=== SHORT PROBLEM ===
Output a single figure: the number of lines in which the word "Windows" appears.

───── MATERIAL ─────

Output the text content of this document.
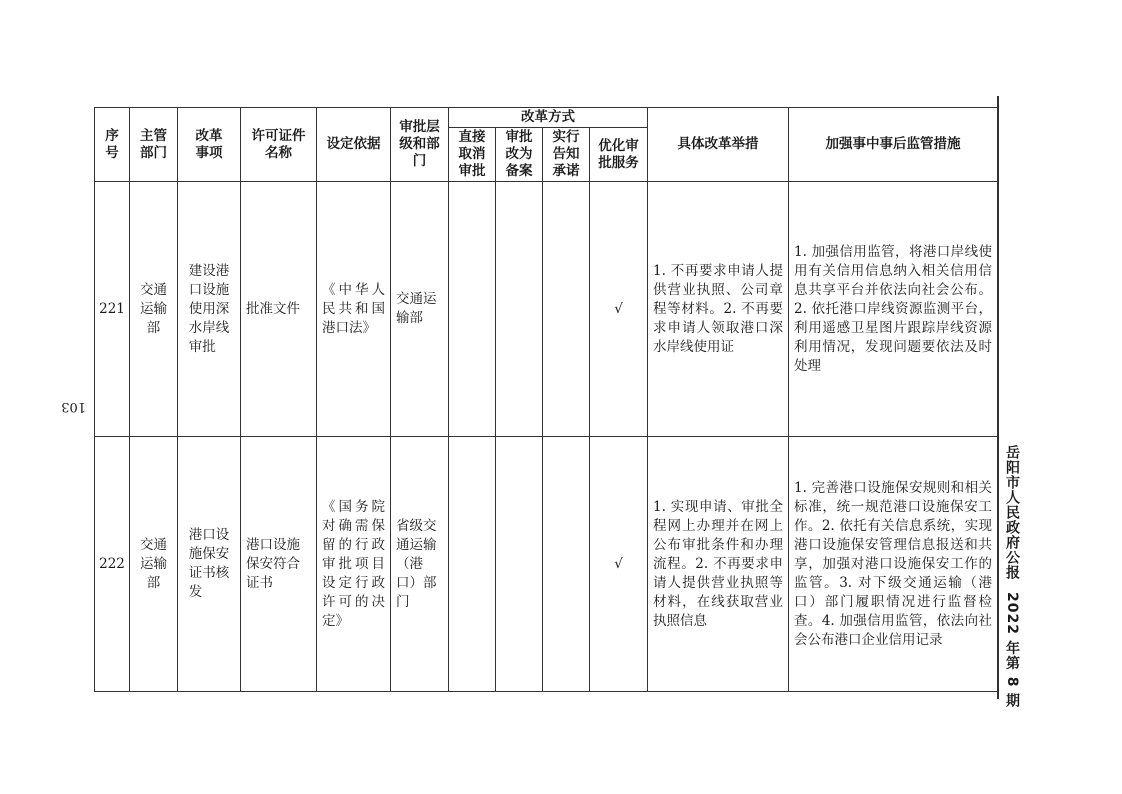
103
序号	主管部门	改革事项	许可证件名称	设定依据	审批层级和部门	改革方式				具体改革举措	加强事中事后监管措施

						直接取消审批	审批改为备案	实行告知承诺	优化审批服务		

221	交通运输部	建设港口设施使用深水岸线审批	批准文件	《中华人民共和国港口法》	交通运输部				√	1. 不再要求申请人提供营业执照、公司章程等材料。2. 不再要求申请人领取港口深水岸线使用证	1. 加强信用监管，将港口岸线使用有关信用信息纳入相关信用信息共享平台并依法向社会公布。2. 依托港口岸线资源监测平台，利用遥感卫星图片跟踪岸线资源利用情况，发现问题要依法及时处理
222	交通运输部	港口设施保安证书核发	港口设施保安符合证书	《国务院对确需保留的行政审批项目设定行政许可的决定》	省级交通运输（港口）部门				√	1. 实现申请、审批全程网上办理并在网上公布审批条件和办理流程。2. 不再要求申请人提供营业执照等材料，在线获取营业执照信息	1. 完善港口设施保安规则和相关标准，统一规范港口设施保安工作。2. 依托有关信息系统，实现港口设施保安管理信息报送和共享，加强对港口设施保安工作的监管。3. 对下级交通运输（港口）部门履职情况进行监督检查。4. 加强信用监管，依法向社会公布港口企业信用记录
岳阳市人民政府公报2022 年第 8 期
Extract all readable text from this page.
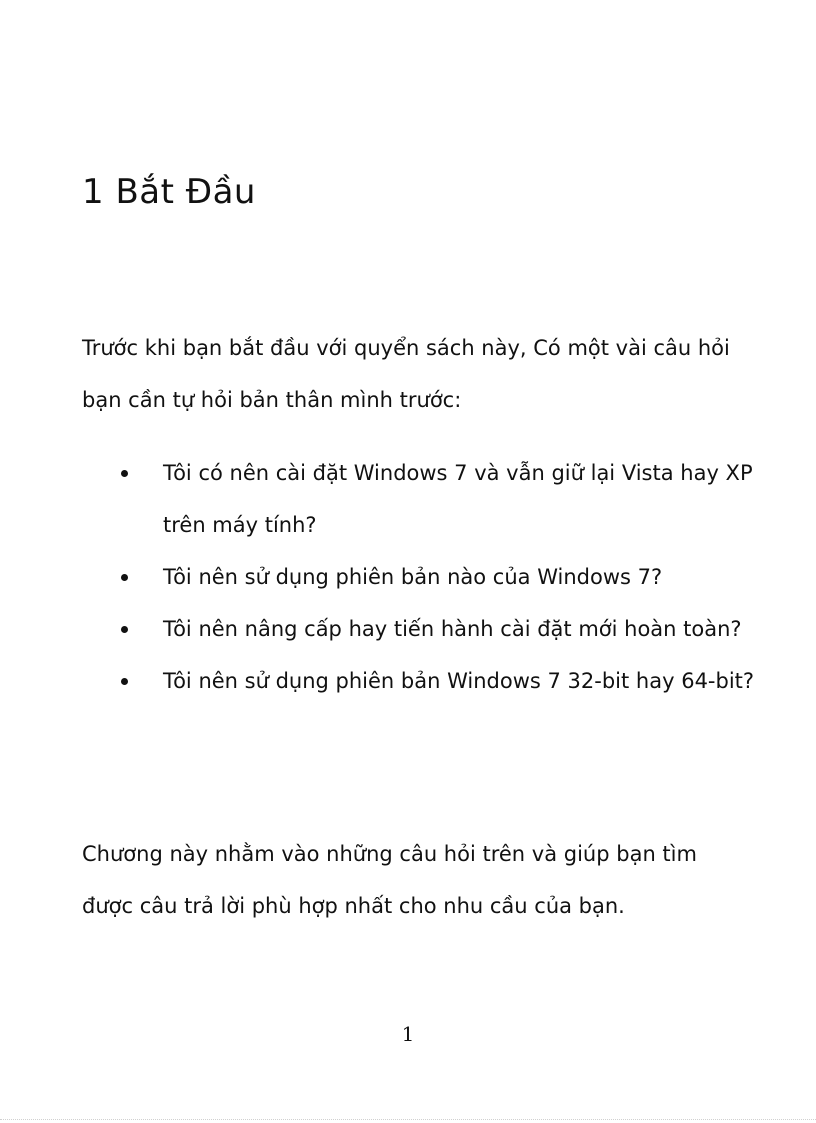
1 Bắt Đầu

Trước khi bạn bắt đầu với quyển sách này, Có một vài câu hỏi bạn cần tự hỏi bản thân mình trước:

Tôi có nên cài đặt Windows 7 và vẫn giữ lại Vista hay XP trên máy tính?
Tôi nên sử dụng phiên bản nào của Windows 7?
Tôi nên nâng cấp hay tiến hành cài đặt mới hoàn toàn?
Tôi nên sử dụng phiên bản Windows 7 32-bit hay 64-bit?

Chương này nhằm vào những câu hỏi trên và giúp bạn tìm được câu trả lời phù hợp nhất cho nhu cầu của bạn.

1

─────

=== RESPONSE TO THIS EXERCISE ===
3